Skip to main content

Terraform and PAN-OS

You can configure PAN-OS with Terraform, allowing your configuration to be defined and managed as code. The provider created by Palo Alto Networks works either directly with next-generation firewalls (NGFW), or via Panorama. Why is this useful and important?

Why Automate

Automating within IT allows you to perform operations faster, with more agility. It can also reduce operational cost and complexity. Specifically related to security in IT, automation also allows you to deploy consistent and comprehensive protection.

Why Terraform

Terraform is a well-known and commonly used product for deploying IT infrastructure. It has both free and open-source components, as well as commercial offerings. Its heritage is in deploying infrastructure into public cloud, but Terraform can be used for many automation use cases, not just infrastructure-as-code and policy-as-code.

RECORDS SUPPLIED:
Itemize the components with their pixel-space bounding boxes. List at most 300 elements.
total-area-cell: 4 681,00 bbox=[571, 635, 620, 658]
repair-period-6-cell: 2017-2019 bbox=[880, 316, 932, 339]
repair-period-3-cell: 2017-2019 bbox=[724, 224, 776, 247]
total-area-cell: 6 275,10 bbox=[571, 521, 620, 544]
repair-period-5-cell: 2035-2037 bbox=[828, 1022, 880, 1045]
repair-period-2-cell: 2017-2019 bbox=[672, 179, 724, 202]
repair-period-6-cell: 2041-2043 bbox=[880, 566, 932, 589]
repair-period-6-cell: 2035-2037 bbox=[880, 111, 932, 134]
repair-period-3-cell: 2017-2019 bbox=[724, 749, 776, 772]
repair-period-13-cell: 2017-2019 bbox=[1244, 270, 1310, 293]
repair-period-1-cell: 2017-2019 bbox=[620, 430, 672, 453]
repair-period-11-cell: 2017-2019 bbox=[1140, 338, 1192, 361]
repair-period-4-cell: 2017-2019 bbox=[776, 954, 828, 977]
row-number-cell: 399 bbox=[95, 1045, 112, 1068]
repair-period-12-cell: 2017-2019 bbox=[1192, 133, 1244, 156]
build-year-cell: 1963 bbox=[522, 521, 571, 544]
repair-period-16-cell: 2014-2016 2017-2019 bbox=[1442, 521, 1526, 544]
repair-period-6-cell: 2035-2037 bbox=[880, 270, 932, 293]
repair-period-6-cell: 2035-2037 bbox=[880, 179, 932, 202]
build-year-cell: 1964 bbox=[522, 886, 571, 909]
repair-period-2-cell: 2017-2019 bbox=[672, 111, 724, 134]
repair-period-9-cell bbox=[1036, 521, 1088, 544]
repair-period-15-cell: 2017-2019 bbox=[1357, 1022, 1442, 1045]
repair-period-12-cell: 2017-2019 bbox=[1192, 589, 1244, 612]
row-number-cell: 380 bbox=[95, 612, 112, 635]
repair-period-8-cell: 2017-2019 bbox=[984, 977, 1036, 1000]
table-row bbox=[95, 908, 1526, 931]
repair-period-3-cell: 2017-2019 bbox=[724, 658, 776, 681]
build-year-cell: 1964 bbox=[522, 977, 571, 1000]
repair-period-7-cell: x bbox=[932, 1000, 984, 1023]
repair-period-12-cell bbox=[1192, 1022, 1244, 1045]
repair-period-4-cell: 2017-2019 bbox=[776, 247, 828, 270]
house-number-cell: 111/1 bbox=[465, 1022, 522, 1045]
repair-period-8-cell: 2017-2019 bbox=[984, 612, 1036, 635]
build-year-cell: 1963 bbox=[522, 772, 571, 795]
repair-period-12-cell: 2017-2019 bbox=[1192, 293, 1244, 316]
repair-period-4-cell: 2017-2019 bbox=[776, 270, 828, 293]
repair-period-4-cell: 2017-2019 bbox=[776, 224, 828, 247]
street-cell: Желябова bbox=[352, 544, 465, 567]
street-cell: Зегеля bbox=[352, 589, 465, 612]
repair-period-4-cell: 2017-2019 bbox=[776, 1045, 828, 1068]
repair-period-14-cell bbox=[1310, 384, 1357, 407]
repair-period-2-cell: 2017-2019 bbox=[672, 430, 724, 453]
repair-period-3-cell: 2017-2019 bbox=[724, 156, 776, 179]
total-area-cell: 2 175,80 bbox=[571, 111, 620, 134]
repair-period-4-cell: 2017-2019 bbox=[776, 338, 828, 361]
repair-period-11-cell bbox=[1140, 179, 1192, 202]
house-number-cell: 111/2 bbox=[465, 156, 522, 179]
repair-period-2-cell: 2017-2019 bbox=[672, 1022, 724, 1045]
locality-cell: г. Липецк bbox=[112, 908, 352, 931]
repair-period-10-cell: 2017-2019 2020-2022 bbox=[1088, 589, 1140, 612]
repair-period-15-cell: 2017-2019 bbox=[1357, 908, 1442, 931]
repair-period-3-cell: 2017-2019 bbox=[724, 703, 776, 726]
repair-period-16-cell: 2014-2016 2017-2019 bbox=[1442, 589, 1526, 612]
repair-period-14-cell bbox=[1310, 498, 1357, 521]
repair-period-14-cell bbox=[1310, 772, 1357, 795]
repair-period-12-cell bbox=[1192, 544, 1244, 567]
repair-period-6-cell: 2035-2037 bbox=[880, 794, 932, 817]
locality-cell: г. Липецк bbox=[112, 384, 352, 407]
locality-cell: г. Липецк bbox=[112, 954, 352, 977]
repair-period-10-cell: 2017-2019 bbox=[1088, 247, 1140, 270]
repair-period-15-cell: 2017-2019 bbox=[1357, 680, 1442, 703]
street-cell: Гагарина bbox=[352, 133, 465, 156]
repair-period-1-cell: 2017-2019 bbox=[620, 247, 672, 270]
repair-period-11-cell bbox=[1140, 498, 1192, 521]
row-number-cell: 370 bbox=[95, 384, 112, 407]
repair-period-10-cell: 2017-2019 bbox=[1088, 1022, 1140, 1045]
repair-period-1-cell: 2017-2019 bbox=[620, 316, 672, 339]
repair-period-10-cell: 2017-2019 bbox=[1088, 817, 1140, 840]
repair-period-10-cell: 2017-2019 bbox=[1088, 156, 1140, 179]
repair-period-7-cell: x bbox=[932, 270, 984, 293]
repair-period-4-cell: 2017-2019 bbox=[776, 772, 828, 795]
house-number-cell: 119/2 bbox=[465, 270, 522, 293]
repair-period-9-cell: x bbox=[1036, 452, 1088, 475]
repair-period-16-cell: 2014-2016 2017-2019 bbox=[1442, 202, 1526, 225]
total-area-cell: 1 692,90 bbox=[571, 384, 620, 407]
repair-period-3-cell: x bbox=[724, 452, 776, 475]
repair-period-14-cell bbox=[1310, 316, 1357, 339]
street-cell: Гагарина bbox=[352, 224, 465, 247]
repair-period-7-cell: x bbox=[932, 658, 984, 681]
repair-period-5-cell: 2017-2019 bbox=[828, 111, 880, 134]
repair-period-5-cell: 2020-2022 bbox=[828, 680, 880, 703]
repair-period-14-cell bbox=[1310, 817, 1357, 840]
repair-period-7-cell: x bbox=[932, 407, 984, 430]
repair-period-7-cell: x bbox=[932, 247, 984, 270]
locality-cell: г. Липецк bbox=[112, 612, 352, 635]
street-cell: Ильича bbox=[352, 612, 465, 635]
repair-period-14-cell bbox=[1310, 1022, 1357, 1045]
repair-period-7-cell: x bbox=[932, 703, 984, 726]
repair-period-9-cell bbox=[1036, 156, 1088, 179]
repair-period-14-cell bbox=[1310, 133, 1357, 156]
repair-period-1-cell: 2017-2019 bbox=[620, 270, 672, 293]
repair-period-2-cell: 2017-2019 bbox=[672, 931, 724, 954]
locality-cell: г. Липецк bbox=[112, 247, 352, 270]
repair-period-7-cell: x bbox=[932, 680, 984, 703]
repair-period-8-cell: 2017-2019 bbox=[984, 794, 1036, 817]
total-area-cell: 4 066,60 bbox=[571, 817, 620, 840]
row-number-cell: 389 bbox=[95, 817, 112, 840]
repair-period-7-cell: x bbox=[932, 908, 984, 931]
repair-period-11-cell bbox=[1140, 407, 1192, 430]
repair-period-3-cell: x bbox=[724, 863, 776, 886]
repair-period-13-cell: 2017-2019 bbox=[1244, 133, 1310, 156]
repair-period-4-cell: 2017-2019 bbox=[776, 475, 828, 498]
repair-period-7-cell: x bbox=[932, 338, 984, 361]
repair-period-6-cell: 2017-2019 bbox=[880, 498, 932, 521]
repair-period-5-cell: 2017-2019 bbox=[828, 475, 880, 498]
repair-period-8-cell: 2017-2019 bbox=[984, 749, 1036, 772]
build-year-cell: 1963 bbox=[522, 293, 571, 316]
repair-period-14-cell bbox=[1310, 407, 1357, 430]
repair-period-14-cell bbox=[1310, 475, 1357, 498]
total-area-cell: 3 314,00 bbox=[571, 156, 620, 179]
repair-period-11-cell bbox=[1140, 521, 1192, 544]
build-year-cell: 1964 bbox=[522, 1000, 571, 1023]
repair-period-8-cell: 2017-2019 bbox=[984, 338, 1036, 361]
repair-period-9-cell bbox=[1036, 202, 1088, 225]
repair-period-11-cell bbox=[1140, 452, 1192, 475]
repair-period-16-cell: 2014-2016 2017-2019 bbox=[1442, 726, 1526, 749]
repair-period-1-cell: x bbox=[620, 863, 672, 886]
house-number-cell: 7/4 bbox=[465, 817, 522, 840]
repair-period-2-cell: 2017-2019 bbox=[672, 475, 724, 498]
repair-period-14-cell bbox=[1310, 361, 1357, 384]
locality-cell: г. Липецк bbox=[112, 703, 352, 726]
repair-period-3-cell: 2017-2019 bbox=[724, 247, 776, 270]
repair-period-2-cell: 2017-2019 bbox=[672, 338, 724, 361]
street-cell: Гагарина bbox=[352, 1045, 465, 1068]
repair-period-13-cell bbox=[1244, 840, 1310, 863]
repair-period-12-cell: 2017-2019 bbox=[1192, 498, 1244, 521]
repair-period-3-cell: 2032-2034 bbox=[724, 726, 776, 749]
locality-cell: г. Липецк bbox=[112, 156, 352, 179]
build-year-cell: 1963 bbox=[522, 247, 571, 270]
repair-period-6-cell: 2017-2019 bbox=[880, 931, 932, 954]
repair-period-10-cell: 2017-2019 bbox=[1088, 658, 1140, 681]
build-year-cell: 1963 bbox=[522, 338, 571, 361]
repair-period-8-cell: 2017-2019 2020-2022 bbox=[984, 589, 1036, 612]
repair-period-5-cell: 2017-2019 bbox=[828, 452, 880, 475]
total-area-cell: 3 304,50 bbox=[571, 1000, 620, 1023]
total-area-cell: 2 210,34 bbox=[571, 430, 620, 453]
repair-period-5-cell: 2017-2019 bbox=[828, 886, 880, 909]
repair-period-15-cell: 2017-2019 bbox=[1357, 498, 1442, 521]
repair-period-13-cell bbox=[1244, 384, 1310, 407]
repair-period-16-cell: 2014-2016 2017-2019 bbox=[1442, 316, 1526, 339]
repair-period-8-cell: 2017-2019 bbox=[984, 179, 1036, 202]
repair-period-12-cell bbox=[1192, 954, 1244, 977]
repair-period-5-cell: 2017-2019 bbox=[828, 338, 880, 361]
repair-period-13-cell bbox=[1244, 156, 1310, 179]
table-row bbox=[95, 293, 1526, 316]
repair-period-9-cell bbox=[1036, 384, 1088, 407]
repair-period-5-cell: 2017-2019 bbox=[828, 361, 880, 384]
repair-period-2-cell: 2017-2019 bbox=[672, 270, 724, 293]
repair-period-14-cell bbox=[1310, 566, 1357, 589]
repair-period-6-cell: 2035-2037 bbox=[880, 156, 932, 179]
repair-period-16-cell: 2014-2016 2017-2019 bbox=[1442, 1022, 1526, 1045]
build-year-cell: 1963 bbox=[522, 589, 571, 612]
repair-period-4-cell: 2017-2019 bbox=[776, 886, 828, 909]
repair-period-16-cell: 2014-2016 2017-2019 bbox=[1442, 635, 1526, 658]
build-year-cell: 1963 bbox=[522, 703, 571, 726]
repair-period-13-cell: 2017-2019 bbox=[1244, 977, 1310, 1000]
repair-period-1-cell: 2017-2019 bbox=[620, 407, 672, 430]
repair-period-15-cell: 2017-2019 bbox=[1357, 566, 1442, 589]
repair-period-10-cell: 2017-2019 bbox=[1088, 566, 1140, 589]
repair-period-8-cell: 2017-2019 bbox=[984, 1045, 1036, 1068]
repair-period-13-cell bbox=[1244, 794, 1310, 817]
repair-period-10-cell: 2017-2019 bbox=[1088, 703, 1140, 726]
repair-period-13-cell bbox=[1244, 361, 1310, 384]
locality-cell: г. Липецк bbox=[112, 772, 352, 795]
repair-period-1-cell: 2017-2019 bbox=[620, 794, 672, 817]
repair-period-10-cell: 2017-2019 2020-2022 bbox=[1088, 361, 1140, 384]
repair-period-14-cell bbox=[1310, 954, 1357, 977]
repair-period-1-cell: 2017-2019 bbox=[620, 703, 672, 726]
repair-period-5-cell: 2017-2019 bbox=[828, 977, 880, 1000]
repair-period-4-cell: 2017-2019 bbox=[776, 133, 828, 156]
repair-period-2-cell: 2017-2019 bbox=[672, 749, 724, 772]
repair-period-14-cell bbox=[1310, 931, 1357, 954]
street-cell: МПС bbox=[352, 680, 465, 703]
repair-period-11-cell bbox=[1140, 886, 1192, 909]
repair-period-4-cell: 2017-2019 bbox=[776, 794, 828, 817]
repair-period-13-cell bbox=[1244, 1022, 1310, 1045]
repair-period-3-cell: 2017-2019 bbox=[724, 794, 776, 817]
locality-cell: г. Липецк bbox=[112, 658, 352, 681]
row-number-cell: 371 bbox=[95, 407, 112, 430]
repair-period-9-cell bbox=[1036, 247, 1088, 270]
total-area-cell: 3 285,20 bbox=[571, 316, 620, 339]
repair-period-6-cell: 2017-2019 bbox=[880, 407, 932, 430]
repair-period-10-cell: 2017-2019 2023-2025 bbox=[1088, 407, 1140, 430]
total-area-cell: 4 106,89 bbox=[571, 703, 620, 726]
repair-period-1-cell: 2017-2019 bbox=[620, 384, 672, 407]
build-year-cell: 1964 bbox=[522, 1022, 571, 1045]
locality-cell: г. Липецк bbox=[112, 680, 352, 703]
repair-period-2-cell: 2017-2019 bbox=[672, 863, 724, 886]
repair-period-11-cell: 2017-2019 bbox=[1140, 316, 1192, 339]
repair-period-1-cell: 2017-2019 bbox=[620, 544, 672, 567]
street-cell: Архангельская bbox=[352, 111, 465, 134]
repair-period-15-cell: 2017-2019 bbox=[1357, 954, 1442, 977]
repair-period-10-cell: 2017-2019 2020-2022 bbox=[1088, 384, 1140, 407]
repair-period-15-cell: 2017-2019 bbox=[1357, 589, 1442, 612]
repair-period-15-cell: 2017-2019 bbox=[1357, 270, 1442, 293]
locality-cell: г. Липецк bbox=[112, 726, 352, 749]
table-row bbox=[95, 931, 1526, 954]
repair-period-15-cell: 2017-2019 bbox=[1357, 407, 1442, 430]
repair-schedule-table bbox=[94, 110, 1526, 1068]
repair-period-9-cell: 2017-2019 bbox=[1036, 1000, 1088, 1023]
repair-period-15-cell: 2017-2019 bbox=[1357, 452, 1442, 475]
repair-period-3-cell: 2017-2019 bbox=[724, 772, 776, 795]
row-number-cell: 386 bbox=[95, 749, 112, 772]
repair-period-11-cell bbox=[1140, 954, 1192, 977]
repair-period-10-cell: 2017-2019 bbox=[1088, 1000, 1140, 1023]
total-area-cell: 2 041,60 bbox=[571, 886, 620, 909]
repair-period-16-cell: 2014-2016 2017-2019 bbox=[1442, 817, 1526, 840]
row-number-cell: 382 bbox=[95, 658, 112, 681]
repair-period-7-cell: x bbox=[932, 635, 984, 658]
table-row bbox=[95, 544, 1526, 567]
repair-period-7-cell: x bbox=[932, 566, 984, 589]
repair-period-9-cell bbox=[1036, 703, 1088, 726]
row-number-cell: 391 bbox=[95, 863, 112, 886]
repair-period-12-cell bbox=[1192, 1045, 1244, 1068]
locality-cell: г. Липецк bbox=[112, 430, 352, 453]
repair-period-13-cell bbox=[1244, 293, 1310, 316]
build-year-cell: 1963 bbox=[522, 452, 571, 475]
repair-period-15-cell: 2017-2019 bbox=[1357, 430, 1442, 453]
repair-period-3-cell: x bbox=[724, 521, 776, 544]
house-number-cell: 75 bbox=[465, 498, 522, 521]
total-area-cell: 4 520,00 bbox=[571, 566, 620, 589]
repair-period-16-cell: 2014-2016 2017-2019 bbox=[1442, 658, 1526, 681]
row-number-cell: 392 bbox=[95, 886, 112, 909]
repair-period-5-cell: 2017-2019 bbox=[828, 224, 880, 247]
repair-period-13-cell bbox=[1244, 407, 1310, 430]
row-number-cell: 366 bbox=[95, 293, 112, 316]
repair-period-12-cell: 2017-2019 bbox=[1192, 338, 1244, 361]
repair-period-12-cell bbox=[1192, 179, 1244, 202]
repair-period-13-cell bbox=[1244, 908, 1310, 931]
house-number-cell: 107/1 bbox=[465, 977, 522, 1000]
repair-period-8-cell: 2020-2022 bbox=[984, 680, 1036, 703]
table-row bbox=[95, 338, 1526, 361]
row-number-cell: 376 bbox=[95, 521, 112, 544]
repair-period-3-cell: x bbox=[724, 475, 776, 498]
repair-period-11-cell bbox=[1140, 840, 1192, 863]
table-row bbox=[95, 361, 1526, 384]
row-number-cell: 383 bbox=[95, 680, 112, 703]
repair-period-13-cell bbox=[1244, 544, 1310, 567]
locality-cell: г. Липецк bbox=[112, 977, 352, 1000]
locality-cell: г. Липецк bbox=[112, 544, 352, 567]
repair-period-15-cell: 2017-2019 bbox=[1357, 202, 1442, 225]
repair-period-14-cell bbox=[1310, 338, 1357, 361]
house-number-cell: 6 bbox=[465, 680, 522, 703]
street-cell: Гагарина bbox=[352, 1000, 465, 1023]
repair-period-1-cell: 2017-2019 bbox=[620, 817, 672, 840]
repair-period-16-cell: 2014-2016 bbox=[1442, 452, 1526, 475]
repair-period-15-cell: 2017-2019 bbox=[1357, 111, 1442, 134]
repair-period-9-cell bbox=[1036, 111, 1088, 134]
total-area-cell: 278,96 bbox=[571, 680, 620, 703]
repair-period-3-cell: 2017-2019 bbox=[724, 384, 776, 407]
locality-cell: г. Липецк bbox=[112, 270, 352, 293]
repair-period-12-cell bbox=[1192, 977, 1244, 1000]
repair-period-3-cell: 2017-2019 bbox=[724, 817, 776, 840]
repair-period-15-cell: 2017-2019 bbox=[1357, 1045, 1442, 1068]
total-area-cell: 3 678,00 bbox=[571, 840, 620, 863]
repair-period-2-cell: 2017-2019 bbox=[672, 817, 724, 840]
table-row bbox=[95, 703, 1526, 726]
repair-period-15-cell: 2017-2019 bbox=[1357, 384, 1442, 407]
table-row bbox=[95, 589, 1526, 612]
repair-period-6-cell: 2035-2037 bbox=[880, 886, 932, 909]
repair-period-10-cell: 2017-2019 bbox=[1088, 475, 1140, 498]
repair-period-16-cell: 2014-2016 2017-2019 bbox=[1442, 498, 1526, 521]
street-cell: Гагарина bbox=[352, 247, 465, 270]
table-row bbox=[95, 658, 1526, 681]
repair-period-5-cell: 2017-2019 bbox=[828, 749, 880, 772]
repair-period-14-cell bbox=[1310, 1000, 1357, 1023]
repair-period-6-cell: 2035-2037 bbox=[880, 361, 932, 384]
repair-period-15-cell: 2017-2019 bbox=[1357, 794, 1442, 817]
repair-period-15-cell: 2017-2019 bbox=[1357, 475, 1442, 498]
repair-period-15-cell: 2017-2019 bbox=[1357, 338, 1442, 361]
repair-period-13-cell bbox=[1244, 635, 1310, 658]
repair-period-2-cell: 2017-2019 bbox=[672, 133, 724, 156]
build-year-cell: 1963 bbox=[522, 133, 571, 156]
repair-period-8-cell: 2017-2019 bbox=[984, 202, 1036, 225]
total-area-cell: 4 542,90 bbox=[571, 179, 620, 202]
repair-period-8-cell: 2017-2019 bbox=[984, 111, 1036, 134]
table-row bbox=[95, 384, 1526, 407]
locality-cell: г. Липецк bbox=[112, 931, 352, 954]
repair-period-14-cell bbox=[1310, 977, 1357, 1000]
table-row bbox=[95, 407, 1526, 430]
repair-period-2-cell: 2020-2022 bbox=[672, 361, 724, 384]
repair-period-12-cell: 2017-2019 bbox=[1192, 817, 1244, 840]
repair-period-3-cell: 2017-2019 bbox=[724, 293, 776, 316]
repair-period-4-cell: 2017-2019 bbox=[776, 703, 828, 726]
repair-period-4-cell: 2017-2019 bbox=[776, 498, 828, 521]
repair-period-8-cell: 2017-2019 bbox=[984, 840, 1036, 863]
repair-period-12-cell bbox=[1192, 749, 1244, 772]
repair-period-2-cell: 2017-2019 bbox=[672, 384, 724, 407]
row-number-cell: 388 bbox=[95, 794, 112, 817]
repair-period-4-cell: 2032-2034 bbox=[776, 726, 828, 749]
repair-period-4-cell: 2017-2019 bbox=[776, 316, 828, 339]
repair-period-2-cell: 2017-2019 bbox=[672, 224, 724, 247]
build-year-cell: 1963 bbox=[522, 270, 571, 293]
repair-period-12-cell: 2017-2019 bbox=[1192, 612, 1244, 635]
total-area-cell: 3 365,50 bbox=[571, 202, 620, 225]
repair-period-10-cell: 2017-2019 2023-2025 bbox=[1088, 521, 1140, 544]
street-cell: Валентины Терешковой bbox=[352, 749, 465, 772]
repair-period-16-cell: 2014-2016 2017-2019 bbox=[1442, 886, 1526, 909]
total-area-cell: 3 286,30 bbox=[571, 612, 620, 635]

WORK INSTRUCTIONS:
1 - According to the Terraform and PAN-OS page, where does Terraform's heritage lie?
2 - Reproduce word for word the passage of the Terraform and PAN-OS page from "Why Terraform" to "infrastructure-as-code and policy-as-code.".
3 - Write the next part of the Terraform and PAN-OS page, picking up after its final sentence.

ANSWER SET:
1 - In deploying infrastructure into public cloud.

2 -
Why Terraform

Terraform is a well-known and commonly used product for deploying IT infrastructure. It has both free and open-source components, as well as commercial offerings. Its heritage is in deploying infrastructure into public cloud, but Terraform can be used for many automation use cases, not just infrastructure-as-code and policy-as-code.

3 -
Terraform and Ansible

Terraform and Ansible are often mentioned in the same context. They are two of the most common products used for automated operations, infrastructure-as-code and policy-as-code. Ansible's heritage is more in configuration management tasks, and Terraform's heritage is more in cloud infrastructure deployment tasks. However, both could be use for either type of task, and many more tasks as well. The most notable differences when using these products are:

  • Terraform entirely depends upon its state in order to calculate and execute operations, where Ansible runs tasks without a widespread state reconciliation
  • Ansible performs tasks in the order described in the playbook, and Terraform performs tasks as computed through the dependency graph it calculates

However, both are capable of operating idempotently, and both are capable of automating IT operations.